__The exercise__
Transcribe all records exactly.

__Given data__
::::::::::

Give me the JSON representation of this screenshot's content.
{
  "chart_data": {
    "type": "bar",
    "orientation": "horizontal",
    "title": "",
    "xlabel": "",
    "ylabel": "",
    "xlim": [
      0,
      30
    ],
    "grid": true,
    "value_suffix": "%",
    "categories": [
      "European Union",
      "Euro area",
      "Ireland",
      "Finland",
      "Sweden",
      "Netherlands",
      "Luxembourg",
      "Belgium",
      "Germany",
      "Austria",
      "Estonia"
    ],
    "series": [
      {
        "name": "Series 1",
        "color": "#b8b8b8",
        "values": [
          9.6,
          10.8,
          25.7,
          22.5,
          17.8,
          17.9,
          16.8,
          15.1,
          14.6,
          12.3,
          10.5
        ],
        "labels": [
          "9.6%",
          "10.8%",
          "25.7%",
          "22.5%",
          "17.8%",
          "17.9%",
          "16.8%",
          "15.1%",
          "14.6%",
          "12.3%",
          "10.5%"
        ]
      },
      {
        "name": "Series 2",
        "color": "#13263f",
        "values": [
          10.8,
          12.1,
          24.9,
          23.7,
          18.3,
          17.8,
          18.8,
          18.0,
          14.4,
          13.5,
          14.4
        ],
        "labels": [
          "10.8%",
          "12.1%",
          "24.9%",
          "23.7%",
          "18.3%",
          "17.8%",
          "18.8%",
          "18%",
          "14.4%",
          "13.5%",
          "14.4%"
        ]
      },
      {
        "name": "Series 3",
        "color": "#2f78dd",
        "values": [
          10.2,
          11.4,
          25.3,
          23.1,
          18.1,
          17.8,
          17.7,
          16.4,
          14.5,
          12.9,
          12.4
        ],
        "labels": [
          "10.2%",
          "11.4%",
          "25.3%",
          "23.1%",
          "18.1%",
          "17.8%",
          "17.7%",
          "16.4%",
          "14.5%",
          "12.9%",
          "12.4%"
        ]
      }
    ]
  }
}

::::::::::

__Task result__
Give me the JSON representation of this screenshot's content.
{
  "chart_data": {
    "type": "bar",
    "orientation": "horizontal",
    "title": "",
    "xlabel": "",
    "ylabel": "",
    "xlim": [
      0,
      30
    ],
    "grid": true,
    "value_suffix": "%",
    "categories": [
      "European Union",
      "Euro area",
      "Ireland",
      "Finland",
      "Sweden",
      "Netherlands",
      "Luxembourg",
      "Belgium",
      "Germany",
      "Austria",
      "Estonia"
    ],
    "series": [
      {
        "name": "Series 1",
        "color": "#b8b8b8",
        "values": [
          9.6,
          10.8,
          25.7,
          22.5,
          17.8,
          17.9,
          16.8,
          15.1,
          14.6,
          12.3,
          10.5
        ],
        "labels": [
          "9.6%",
          "10.8%",
          "25.7%",
          "22.5%",
          "17.8%",
          "17.9%",
          "16.8%",
          "15.1%",
          "14.6%",
          "12.3%",
          "10.5%"
        ]
      },
      {
        "name": "Series 2",
        "color": "#13263f",
        "values": [
          10.8,
          12.1,
          24.9,
          23.7,
          18.3,
          17.8,
          18.8,
          18.0,
          14.4,
          13.5,
          14.4
        ],
        "labels": [
          "10.8%",
          "12.1%",
          "24.9%",
          "23.7%",
          "18.3%",
          "17.8%",
          "18.8%",
          "18%",
          "14.4%",
          "13.5%",
          "14.4%"
        ]
      },
      {
        "name": "Series 3",
        "color": "#2f78dd",
        "values": [
          10.2,
          11.4,
          25.3,
          23.1,
          18.1,
          17.8,
          17.7,
          16.4,
          14.5,
          12.9,
          12.4
        ],
        "labels": [
          "10.2%",
          "11.4%",
          "25.3%",
          "23.1%",
          "18.1%",
          "17.8%",
          "17.7%",
          "16.4%",
          "14.5%",
          "12.9%",
          "12.4%"
        ]
      }
    ]
  }
}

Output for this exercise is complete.